* OBJECTIVE
Find how many lines in the material contain "beschriebener"; your answer should be that number alone.

— Start of DATA RECORDS —

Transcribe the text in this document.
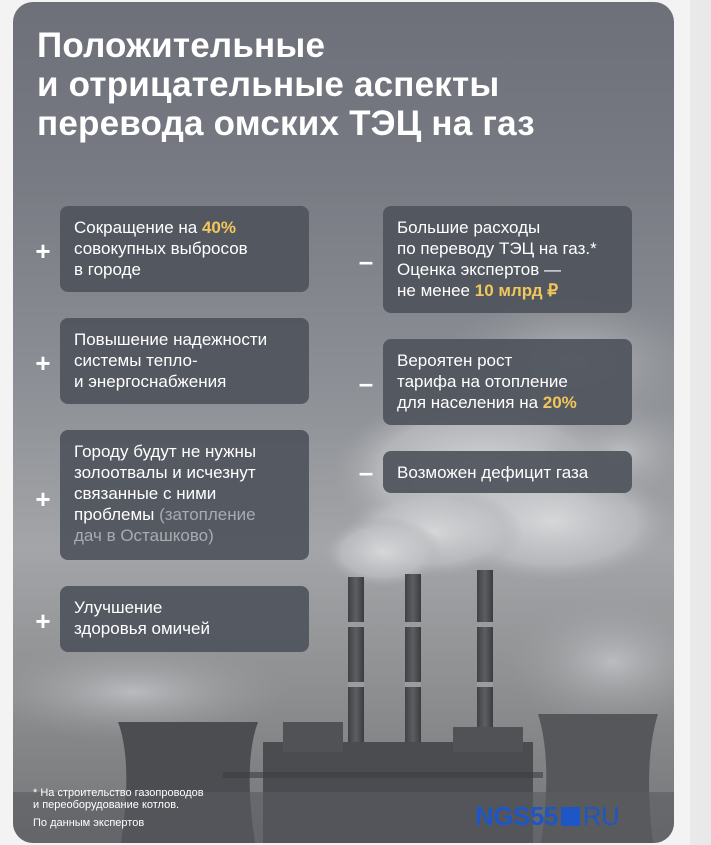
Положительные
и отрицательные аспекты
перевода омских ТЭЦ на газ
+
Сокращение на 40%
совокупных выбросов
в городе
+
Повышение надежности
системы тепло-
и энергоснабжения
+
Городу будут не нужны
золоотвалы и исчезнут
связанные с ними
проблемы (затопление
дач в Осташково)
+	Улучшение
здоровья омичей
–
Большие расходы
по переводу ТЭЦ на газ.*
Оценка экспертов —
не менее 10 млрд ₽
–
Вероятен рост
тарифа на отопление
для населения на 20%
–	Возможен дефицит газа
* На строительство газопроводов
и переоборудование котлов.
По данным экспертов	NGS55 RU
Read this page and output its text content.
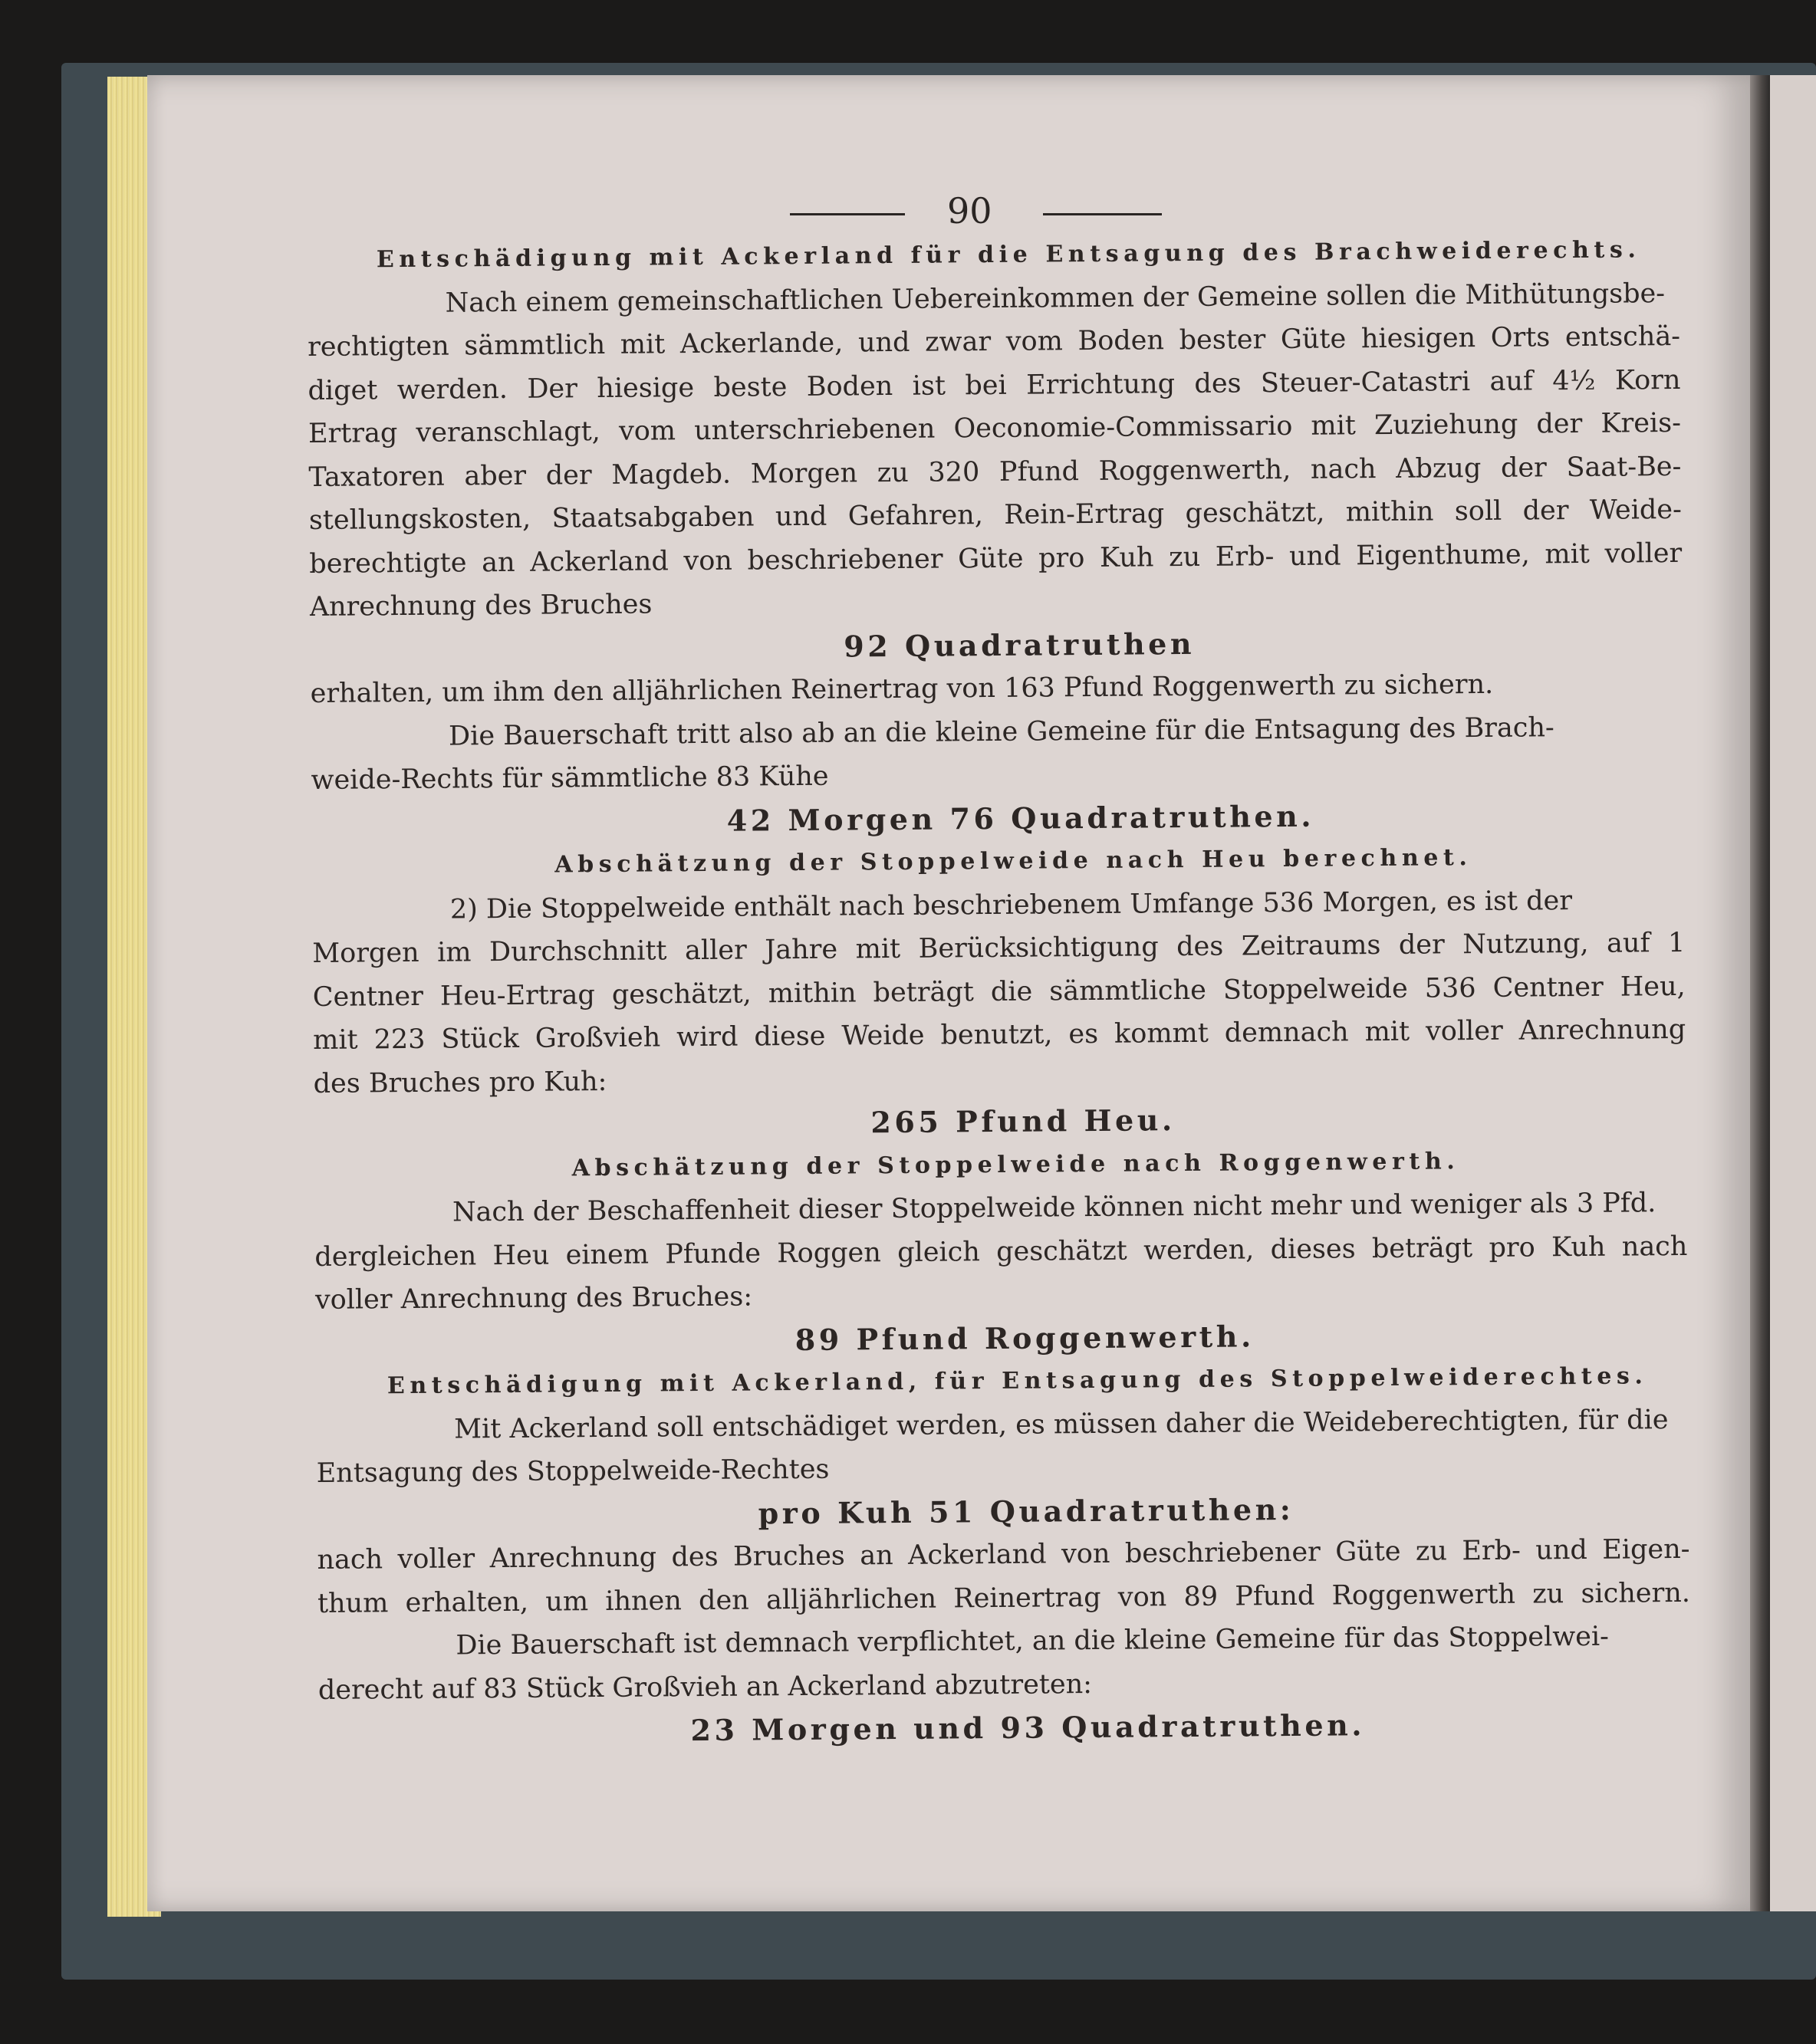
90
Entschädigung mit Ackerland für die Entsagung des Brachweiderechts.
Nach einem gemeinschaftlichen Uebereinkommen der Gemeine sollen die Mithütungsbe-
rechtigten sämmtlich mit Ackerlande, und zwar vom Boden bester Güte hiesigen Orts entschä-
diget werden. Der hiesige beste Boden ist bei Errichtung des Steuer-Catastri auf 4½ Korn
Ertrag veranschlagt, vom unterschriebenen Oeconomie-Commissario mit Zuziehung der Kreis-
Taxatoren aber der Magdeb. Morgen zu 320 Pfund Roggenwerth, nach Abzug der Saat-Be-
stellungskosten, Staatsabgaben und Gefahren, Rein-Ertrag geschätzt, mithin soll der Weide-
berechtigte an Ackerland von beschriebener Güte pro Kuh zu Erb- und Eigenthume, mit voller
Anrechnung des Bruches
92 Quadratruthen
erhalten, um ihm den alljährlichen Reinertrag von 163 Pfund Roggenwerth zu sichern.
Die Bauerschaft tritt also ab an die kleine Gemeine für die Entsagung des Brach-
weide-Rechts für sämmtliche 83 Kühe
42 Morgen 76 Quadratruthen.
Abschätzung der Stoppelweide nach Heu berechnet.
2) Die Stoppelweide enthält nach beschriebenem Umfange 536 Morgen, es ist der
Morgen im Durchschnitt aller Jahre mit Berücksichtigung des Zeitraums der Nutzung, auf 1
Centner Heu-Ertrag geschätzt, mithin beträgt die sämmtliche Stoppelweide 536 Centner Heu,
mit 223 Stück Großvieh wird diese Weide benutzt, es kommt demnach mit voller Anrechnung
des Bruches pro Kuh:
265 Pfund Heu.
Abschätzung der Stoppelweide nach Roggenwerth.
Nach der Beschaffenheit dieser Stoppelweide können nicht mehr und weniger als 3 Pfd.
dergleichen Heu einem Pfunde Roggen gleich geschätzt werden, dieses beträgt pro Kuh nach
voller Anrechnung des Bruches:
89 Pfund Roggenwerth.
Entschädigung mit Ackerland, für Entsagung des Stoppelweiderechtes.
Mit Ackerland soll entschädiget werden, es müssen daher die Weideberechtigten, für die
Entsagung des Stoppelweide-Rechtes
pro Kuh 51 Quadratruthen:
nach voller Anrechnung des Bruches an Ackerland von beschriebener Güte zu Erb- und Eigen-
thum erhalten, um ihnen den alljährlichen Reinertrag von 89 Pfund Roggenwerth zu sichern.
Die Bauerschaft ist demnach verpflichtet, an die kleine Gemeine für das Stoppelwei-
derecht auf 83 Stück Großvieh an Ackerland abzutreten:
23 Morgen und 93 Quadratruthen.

— End of DATA RECORDS —

* SOLUTION TO THE PROBLEM
2